Task instructions: Turn the lines from the start of the items through the line that contains "duo-icon [127,618,202,692]" into a numbered list, leaving out any blank lines.

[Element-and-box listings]
********************
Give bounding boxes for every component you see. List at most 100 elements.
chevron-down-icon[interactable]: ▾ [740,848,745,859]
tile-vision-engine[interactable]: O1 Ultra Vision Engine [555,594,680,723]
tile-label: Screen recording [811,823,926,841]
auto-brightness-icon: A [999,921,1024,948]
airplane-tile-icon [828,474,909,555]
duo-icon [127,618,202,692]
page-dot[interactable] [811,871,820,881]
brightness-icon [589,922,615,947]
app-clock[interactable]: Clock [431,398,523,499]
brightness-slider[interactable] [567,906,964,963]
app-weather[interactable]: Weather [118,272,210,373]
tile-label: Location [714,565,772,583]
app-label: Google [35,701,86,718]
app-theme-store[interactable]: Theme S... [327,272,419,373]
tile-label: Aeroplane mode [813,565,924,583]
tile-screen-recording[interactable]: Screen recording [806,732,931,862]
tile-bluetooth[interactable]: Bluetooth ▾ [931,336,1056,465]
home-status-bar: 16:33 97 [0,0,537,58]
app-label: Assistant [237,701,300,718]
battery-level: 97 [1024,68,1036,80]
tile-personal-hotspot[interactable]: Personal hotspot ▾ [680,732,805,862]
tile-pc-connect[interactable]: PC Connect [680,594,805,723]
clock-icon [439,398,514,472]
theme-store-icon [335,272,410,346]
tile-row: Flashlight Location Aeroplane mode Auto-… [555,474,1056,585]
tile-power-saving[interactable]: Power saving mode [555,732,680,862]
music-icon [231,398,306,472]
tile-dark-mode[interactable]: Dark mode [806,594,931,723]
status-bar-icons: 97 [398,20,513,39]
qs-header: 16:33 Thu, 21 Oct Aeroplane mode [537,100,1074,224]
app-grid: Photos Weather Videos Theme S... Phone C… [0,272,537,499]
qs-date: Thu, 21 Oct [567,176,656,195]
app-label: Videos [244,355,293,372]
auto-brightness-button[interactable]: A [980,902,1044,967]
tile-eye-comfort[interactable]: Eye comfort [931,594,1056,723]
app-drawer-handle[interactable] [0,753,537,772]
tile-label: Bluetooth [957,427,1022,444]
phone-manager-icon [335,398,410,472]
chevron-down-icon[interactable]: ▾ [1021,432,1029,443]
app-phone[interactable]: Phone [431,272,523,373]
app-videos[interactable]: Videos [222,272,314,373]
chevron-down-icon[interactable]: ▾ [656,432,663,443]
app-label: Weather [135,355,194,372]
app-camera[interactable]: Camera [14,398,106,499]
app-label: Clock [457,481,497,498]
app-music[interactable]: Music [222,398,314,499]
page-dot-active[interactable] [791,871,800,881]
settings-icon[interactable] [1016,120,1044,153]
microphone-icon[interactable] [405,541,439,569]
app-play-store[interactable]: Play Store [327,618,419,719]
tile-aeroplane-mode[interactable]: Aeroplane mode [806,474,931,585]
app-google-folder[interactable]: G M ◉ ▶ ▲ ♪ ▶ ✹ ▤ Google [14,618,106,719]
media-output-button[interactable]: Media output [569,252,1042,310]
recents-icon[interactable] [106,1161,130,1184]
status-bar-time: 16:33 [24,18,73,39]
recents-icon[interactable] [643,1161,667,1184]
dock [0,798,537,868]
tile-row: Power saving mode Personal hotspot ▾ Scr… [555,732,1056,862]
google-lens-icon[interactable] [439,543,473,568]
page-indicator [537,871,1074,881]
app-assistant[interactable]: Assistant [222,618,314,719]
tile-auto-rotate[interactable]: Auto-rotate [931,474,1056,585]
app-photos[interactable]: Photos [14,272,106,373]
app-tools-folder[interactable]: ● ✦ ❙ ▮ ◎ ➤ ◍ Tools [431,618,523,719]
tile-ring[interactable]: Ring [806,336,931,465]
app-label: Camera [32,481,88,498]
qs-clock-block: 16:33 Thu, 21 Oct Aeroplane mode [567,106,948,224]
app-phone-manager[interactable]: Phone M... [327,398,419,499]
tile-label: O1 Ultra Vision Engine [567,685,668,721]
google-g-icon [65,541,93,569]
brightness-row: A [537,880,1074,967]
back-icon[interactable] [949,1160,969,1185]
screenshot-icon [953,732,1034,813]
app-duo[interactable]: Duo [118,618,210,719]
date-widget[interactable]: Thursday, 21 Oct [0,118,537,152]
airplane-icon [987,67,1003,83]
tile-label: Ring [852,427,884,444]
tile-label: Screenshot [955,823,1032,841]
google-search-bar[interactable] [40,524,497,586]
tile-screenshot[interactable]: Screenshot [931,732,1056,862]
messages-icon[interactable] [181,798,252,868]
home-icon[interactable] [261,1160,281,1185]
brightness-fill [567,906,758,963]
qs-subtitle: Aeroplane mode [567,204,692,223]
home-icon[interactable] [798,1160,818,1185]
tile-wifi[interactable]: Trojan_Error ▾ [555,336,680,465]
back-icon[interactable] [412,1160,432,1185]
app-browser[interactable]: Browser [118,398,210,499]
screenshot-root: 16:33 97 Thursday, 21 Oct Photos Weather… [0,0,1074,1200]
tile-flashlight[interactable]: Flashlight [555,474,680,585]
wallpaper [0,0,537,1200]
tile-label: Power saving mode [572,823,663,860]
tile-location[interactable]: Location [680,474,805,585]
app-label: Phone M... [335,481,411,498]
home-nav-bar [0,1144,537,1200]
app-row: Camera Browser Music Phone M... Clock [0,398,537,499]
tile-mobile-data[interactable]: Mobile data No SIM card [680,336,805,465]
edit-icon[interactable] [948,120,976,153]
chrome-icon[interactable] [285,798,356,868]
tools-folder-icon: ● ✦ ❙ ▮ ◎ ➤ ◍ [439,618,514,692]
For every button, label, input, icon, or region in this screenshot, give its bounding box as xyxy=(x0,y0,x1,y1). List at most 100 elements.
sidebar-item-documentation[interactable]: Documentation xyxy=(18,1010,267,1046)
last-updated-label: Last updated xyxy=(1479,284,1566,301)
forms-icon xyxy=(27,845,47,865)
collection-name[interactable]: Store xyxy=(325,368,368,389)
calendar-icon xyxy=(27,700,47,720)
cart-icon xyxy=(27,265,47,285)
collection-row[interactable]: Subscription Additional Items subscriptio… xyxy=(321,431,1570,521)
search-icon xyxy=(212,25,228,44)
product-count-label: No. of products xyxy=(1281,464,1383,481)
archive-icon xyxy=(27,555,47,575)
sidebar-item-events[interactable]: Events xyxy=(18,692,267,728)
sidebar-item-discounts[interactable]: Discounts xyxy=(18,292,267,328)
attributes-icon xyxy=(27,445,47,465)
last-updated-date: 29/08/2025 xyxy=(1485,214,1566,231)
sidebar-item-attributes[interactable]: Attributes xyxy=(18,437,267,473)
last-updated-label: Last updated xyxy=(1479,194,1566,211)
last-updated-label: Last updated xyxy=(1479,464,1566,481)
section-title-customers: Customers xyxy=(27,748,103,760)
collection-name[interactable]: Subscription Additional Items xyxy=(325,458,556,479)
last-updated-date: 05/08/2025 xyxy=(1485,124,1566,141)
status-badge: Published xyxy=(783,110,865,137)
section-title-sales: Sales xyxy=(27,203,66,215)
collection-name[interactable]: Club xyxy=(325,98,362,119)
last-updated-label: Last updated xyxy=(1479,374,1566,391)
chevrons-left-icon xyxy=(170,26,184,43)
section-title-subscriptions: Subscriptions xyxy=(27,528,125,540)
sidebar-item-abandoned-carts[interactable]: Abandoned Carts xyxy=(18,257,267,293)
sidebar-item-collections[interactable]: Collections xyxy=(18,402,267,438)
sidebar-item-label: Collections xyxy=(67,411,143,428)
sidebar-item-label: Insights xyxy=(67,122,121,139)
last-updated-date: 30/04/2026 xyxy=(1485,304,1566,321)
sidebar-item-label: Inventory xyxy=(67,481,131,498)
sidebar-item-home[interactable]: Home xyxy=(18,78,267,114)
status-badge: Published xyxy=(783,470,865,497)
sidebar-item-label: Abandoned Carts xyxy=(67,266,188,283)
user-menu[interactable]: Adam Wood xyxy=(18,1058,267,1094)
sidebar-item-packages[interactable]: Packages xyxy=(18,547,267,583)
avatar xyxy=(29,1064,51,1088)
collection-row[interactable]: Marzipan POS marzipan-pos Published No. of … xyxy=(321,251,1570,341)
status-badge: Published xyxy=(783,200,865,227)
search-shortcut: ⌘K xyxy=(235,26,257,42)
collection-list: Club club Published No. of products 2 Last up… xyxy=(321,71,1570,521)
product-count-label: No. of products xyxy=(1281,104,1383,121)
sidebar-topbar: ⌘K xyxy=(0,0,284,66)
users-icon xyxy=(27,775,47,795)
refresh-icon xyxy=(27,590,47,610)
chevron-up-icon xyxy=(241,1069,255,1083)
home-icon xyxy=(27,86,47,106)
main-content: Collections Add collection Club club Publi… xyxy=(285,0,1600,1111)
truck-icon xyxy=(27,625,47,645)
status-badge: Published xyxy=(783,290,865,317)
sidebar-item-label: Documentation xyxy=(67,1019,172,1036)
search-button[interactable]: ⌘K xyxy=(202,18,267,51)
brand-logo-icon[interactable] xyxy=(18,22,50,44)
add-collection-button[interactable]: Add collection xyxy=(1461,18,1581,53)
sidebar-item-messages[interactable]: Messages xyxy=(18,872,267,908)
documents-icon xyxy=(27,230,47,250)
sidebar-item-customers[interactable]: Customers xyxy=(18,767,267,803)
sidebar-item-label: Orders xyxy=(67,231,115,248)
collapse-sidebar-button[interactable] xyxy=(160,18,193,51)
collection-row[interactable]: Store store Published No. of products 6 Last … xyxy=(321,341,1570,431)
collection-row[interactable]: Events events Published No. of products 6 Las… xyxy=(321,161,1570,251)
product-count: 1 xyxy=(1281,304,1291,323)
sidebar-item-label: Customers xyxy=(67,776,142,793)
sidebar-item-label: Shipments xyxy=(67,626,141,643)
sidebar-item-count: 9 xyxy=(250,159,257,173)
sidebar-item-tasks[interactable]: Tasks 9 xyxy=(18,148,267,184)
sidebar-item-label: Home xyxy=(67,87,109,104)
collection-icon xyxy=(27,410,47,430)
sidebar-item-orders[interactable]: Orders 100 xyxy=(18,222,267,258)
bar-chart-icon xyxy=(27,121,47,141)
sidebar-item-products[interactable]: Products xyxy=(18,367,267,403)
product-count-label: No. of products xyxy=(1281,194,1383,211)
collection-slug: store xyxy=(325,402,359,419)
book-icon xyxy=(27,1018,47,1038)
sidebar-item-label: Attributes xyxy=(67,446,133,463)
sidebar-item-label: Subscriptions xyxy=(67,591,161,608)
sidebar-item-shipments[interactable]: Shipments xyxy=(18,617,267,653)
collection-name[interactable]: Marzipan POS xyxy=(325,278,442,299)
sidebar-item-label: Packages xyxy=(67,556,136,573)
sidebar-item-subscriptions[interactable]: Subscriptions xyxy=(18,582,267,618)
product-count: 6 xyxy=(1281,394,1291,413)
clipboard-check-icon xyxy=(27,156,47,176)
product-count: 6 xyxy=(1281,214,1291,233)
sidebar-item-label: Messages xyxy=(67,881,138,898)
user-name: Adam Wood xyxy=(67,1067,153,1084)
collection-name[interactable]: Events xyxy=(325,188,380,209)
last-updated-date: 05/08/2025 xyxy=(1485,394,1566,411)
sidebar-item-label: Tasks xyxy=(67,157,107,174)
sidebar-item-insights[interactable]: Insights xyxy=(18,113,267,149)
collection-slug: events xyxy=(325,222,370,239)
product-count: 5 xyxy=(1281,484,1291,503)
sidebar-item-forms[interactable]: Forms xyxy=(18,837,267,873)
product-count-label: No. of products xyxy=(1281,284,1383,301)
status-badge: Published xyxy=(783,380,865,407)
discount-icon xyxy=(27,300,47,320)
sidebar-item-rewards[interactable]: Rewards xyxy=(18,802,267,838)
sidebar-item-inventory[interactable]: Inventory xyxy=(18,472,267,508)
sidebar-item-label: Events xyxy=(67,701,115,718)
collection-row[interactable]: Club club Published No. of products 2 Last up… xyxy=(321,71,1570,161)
********************
Response to the exercise:
1. Give bounding boxes for every component you see. List at most 100 elements.
2. chevron-down-icon[interactable]: ▾ [740,848,745,859]
3. tile-vision-engine[interactable]: O1 Ultra Vision Engine [555,594,680,723]
4. tile-label: Screen recording [811,823,926,841]
5. auto-brightness-icon: A [999,921,1024,948]
6. airplane-tile-icon [828,474,909,555]
7. duo-icon [127,618,202,692]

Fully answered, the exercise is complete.